**TASK INSTRUCTIONS:**
Your task is to copy the listing exactly. Drop any pictures from the copy.
#### INFORMATION SHOWN ####
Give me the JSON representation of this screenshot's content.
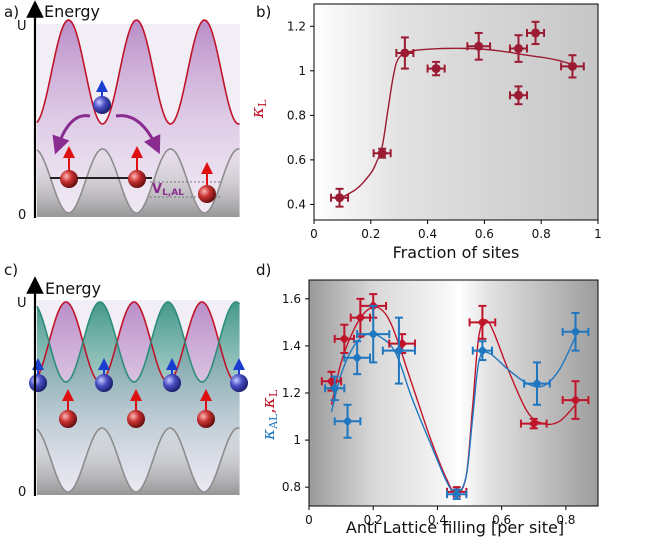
{
  "panels": {
    "a": {
      "tag": "a)",
      "title": "Energy",
      "u_label": "U",
      "zero_label": "0",
      "v_label": "V",
      "v_sub": "L,AL"
    },
    "b": {
      "tag": "b)"
    },
    "c": {
      "tag": "c)",
      "title": "Energy",
      "u_label": "U",
      "zero_label": "0"
    },
    "d": {
      "tag": "d)"
    }
  },
  "colors": {
    "red": "#c0142a",
    "blue": "#1f77c0",
    "darkred": "#9b1b33",
    "purple": "#8a2b8f",
    "teal": "#2e8c7a",
    "gray": "#9a9a9a"
  },
  "chart_data": [
    {
      "id": "b",
      "type": "scatter",
      "title": "",
      "xlabel": "Fraction of sites",
      "ylabel": "κ",
      "ylabel_sub": "L",
      "xlim": [
        0,
        1
      ],
      "ylim": [
        0.33,
        1.3
      ],
      "xticks": [
        "0",
        "0.2",
        "0.4",
        "0.6",
        "0.8",
        "1"
      ],
      "yticks": [
        "0.4",
        "0.6",
        "0.8",
        "1",
        "1.2"
      ],
      "series": [
        {
          "name": "κL",
          "color": "#9b1b33",
          "points": [
            {
              "x": 0.09,
              "y": 0.43,
              "xerr": 0.03,
              "yerr": 0.04
            },
            {
              "x": 0.24,
              "y": 0.63,
              "xerr": 0.03,
              "yerr": 0.02
            },
            {
              "x": 0.32,
              "y": 1.08,
              "xerr": 0.03,
              "yerr": 0.07
            },
            {
              "x": 0.43,
              "y": 1.01,
              "xerr": 0.03,
              "yerr": 0.03
            },
            {
              "x": 0.58,
              "y": 1.11,
              "xerr": 0.04,
              "yerr": 0.06
            },
            {
              "x": 0.72,
              "y": 1.1,
              "xerr": 0.03,
              "yerr": 0.06
            },
            {
              "x": 0.78,
              "y": 1.17,
              "xerr": 0.03,
              "yerr": 0.05
            },
            {
              "x": 0.72,
              "y": 0.89,
              "xerr": 0.03,
              "yerr": 0.04
            },
            {
              "x": 0.91,
              "y": 1.02,
              "xerr": 0.04,
              "yerr": 0.05
            }
          ],
          "fit": [
            [
              0.08,
              0.42
            ],
            [
              0.15,
              0.47
            ],
            [
              0.2,
              0.54
            ],
            [
              0.22,
              0.59
            ],
            [
              0.24,
              0.66
            ],
            [
              0.26,
              0.82
            ],
            [
              0.28,
              0.98
            ],
            [
              0.3,
              1.06
            ],
            [
              0.35,
              1.09
            ],
            [
              0.45,
              1.1
            ],
            [
              0.55,
              1.1
            ],
            [
              0.65,
              1.09
            ],
            [
              0.75,
              1.07
            ],
            [
              0.85,
              1.05
            ],
            [
              0.93,
              1.02
            ]
          ]
        }
      ]
    },
    {
      "id": "d",
      "type": "scatter",
      "title": "",
      "xlabel": "Anti Lattice filling [per site]",
      "ylabel": "κ",
      "ylabel_sub": "AL",
      "ylabel2": "κ",
      "ylabel2_sub": "L",
      "xlim": [
        0,
        0.9
      ],
      "ylim": [
        0.72,
        1.68
      ],
      "xticks": [
        "0",
        "0.2",
        "0.4",
        "0.6",
        "0.8"
      ],
      "yticks": [
        "0.8",
        "1",
        "1.2",
        "1.4",
        "1.6"
      ],
      "series": [
        {
          "name": "κL",
          "color": "#c0142a",
          "points": [
            {
              "x": 0.07,
              "y": 1.25,
              "xerr": 0.03,
              "yerr": 0.04
            },
            {
              "x": 0.11,
              "y": 1.43,
              "xerr": 0.03,
              "yerr": 0.06
            },
            {
              "x": 0.16,
              "y": 1.52,
              "xerr": 0.03,
              "yerr": 0.08
            },
            {
              "x": 0.2,
              "y": 1.57,
              "xerr": 0.04,
              "yerr": 0.05
            },
            {
              "x": 0.29,
              "y": 1.41,
              "xerr": 0.04,
              "yerr": 0.04
            },
            {
              "x": 0.46,
              "y": 0.78,
              "xerr": 0.03,
              "yerr": 0.02
            },
            {
              "x": 0.54,
              "y": 1.5,
              "xerr": 0.04,
              "yerr": 0.07
            },
            {
              "x": 0.7,
              "y": 1.07,
              "xerr": 0.04,
              "yerr": 0.02
            },
            {
              "x": 0.83,
              "y": 1.17,
              "xerr": 0.04,
              "yerr": 0.08
            }
          ],
          "fit": [
            [
              0.07,
              1.15
            ],
            [
              0.1,
              1.33
            ],
            [
              0.14,
              1.47
            ],
            [
              0.18,
              1.55
            ],
            [
              0.22,
              1.56
            ],
            [
              0.26,
              1.48
            ],
            [
              0.32,
              1.24
            ],
            [
              0.38,
              1.0
            ],
            [
              0.43,
              0.83
            ],
            [
              0.46,
              0.77
            ],
            [
              0.49,
              0.85
            ],
            [
              0.51,
              1.15
            ],
            [
              0.53,
              1.45
            ],
            [
              0.56,
              1.5
            ],
            [
              0.62,
              1.3
            ],
            [
              0.68,
              1.12
            ],
            [
              0.73,
              1.07
            ],
            [
              0.78,
              1.08
            ],
            [
              0.83,
              1.15
            ]
          ]
        },
        {
          "name": "κAL",
          "color": "#1f77c0",
          "points": [
            {
              "x": 0.08,
              "y": 1.22,
              "xerr": 0.03,
              "yerr": 0.05
            },
            {
              "x": 0.12,
              "y": 1.08,
              "xerr": 0.04,
              "yerr": 0.07
            },
            {
              "x": 0.15,
              "y": 1.35,
              "xerr": 0.04,
              "yerr": 0.07
            },
            {
              "x": 0.2,
              "y": 1.45,
              "xerr": 0.05,
              "yerr": 0.12
            },
            {
              "x": 0.28,
              "y": 1.38,
              "xerr": 0.05,
              "yerr": 0.14
            },
            {
              "x": 0.46,
              "y": 0.77,
              "xerr": 0.03,
              "yerr": 0.02
            },
            {
              "x": 0.54,
              "y": 1.38,
              "xerr": 0.03,
              "yerr": 0.04
            },
            {
              "x": 0.71,
              "y": 1.24,
              "xerr": 0.04,
              "yerr": 0.09
            },
            {
              "x": 0.83,
              "y": 1.46,
              "xerr": 0.04,
              "yerr": 0.08
            }
          ],
          "fit": [
            [
              0.07,
              1.12
            ],
            [
              0.1,
              1.28
            ],
            [
              0.14,
              1.4
            ],
            [
              0.18,
              1.45
            ],
            [
              0.22,
              1.44
            ],
            [
              0.27,
              1.37
            ],
            [
              0.32,
              1.18
            ],
            [
              0.38,
              0.98
            ],
            [
              0.43,
              0.82
            ],
            [
              0.46,
              0.77
            ],
            [
              0.49,
              0.85
            ],
            [
              0.51,
              1.1
            ],
            [
              0.53,
              1.34
            ],
            [
              0.56,
              1.37
            ],
            [
              0.62,
              1.3
            ],
            [
              0.68,
              1.24
            ],
            [
              0.73,
              1.23
            ],
            [
              0.78,
              1.3
            ],
            [
              0.83,
              1.44
            ]
          ]
        }
      ]
    }
  ]
}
####
**SOLUTION FOR THIS TASK:**
Give me the JSON representation of this screenshot's content.
{
  "panels": {
    "a": {
      "tag": "a)",
      "title": "Energy",
      "u_label": "U",
      "zero_label": "0",
      "v_label": "V",
      "v_sub": "L,AL"
    },
    "b": {
      "tag": "b)"
    },
    "c": {
      "tag": "c)",
      "title": "Energy",
      "u_label": "U",
      "zero_label": "0"
    },
    "d": {
      "tag": "d)"
    }
  },
  "colors": {
    "red": "#c0142a",
    "blue": "#1f77c0",
    "darkred": "#9b1b33",
    "purple": "#8a2b8f",
    "teal": "#2e8c7a",
    "gray": "#9a9a9a"
  },
  "chart_data": [
    {
      "id": "b",
      "type": "scatter",
      "title": "",
      "xlabel": "Fraction of sites",
      "ylabel": "κ",
      "ylabel_sub": "L",
      "xlim": [
        0,
        1
      ],
      "ylim": [
        0.33,
        1.3
      ],
      "xticks": [
        "0",
        "0.2",
        "0.4",
        "0.6",
        "0.8",
        "1"
      ],
      "yticks": [
        "0.4",
        "0.6",
        "0.8",
        "1",
        "1.2"
      ],
      "series": [
        {
          "name": "κL",
          "color": "#9b1b33",
          "points": [
            {
              "x": 0.09,
              "y": 0.43,
              "xerr": 0.03,
              "yerr": 0.04
            },
            {
              "x": 0.24,
              "y": 0.63,
              "xerr": 0.03,
              "yerr": 0.02
            },
            {
              "x": 0.32,
              "y": 1.08,
              "xerr": 0.03,
              "yerr": 0.07
            },
            {
              "x": 0.43,
              "y": 1.01,
              "xerr": 0.03,
              "yerr": 0.03
            },
            {
              "x": 0.58,
              "y": 1.11,
              "xerr": 0.04,
              "yerr": 0.06
            },
            {
              "x": 0.72,
              "y": 1.1,
              "xerr": 0.03,
              "yerr": 0.06
            },
            {
              "x": 0.78,
              "y": 1.17,
              "xerr": 0.03,
              "yerr": 0.05
            },
            {
              "x": 0.72,
              "y": 0.89,
              "xerr": 0.03,
              "yerr": 0.04
            },
            {
              "x": 0.91,
              "y": 1.02,
              "xerr": 0.04,
              "yerr": 0.05
            }
          ],
          "fit": [
            [
              0.08,
              0.42
            ],
            [
              0.15,
              0.47
            ],
            [
              0.2,
              0.54
            ],
            [
              0.22,
              0.59
            ],
            [
              0.24,
              0.66
            ],
            [
              0.26,
              0.82
            ],
            [
              0.28,
              0.98
            ],
            [
              0.3,
              1.06
            ],
            [
              0.35,
              1.09
            ],
            [
              0.45,
              1.1
            ],
            [
              0.55,
              1.1
            ],
            [
              0.65,
              1.09
            ],
            [
              0.75,
              1.07
            ],
            [
              0.85,
              1.05
            ],
            [
              0.93,
              1.02
            ]
          ]
        }
      ]
    },
    {
      "id": "d",
      "type": "scatter",
      "title": "",
      "xlabel": "Anti Lattice filling [per site]",
      "ylabel": "κ",
      "ylabel_sub": "AL",
      "ylabel2": "κ",
      "ylabel2_sub": "L",
      "xlim": [
        0,
        0.9
      ],
      "ylim": [
        0.72,
        1.68
      ],
      "xticks": [
        "0",
        "0.2",
        "0.4",
        "0.6",
        "0.8"
      ],
      "yticks": [
        "0.8",
        "1",
        "1.2",
        "1.4",
        "1.6"
      ],
      "series": [
        {
          "name": "κL",
          "color": "#c0142a",
          "points": [
            {
              "x": 0.07,
              "y": 1.25,
              "xerr": 0.03,
              "yerr": 0.04
            },
            {
              "x": 0.11,
              "y": 1.43,
              "xerr": 0.03,
              "yerr": 0.06
            },
            {
              "x": 0.16,
              "y": 1.52,
              "xerr": 0.03,
              "yerr": 0.08
            },
            {
              "x": 0.2,
              "y": 1.57,
              "xerr": 0.04,
              "yerr": 0.05
            },
            {
              "x": 0.29,
              "y": 1.41,
              "xerr": 0.04,
              "yerr": 0.04
            },
            {
              "x": 0.46,
              "y": 0.78,
              "xerr": 0.03,
              "yerr": 0.02
            },
            {
              "x": 0.54,
              "y": 1.5,
              "xerr": 0.04,
              "yerr": 0.07
            },
            {
              "x": 0.7,
              "y": 1.07,
              "xerr": 0.04,
              "yerr": 0.02
            },
            {
              "x": 0.83,
              "y": 1.17,
              "xerr": 0.04,
              "yerr": 0.08
            }
          ],
          "fit": [
            [
              0.07,
              1.15
            ],
            [
              0.1,
              1.33
            ],
            [
              0.14,
              1.47
            ],
            [
              0.18,
              1.55
            ],
            [
              0.22,
              1.56
            ],
            [
              0.26,
              1.48
            ],
            [
              0.32,
              1.24
            ],
            [
              0.38,
              1.0
            ],
            [
              0.43,
              0.83
            ],
            [
              0.46,
              0.77
            ],
            [
              0.49,
              0.85
            ],
            [
              0.51,
              1.15
            ],
            [
              0.53,
              1.45
            ],
            [
              0.56,
              1.5
            ],
            [
              0.62,
              1.3
            ],
            [
              0.68,
              1.12
            ],
            [
              0.73,
              1.07
            ],
            [
              0.78,
              1.08
            ],
            [
              0.83,
              1.15
            ]
          ]
        },
        {
          "name": "κAL",
          "color": "#1f77c0",
          "points": [
            {
              "x": 0.08,
              "y": 1.22,
              "xerr": 0.03,
              "yerr": 0.05
            },
            {
              "x": 0.12,
              "y": 1.08,
              "xerr": 0.04,
              "yerr": 0.07
            },
            {
              "x": 0.15,
              "y": 1.35,
              "xerr": 0.04,
              "yerr": 0.07
            },
            {
              "x": 0.2,
              "y": 1.45,
              "xerr": 0.05,
              "yerr": 0.12
            },
            {
              "x": 0.28,
              "y": 1.38,
              "xerr": 0.05,
              "yerr": 0.14
            },
            {
              "x": 0.46,
              "y": 0.77,
              "xerr": 0.03,
              "yerr": 0.02
            },
            {
              "x": 0.54,
              "y": 1.38,
              "xerr": 0.03,
              "yerr": 0.04
            },
            {
              "x": 0.71,
              "y": 1.24,
              "xerr": 0.04,
              "yerr": 0.09
            },
            {
              "x": 0.83,
              "y": 1.46,
              "xerr": 0.04,
              "yerr": 0.08
            }
          ],
          "fit": [
            [
              0.07,
              1.12
            ],
            [
              0.1,
              1.28
            ],
            [
              0.14,
              1.4
            ],
            [
              0.18,
              1.45
            ],
            [
              0.22,
              1.44
            ],
            [
              0.27,
              1.37
            ],
            [
              0.32,
              1.18
            ],
            [
              0.38,
              0.98
            ],
            [
              0.43,
              0.82
            ],
            [
              0.46,
              0.77
            ],
            [
              0.49,
              0.85
            ],
            [
              0.51,
              1.1
            ],
            [
              0.53,
              1.34
            ],
            [
              0.56,
              1.37
            ],
            [
              0.62,
              1.3
            ],
            [
              0.68,
              1.24
            ],
            [
              0.73,
              1.23
            ],
            [
              0.78,
              1.3
            ],
            [
              0.83,
              1.44
            ]
          ]
        }
      ]
    }
  ]
}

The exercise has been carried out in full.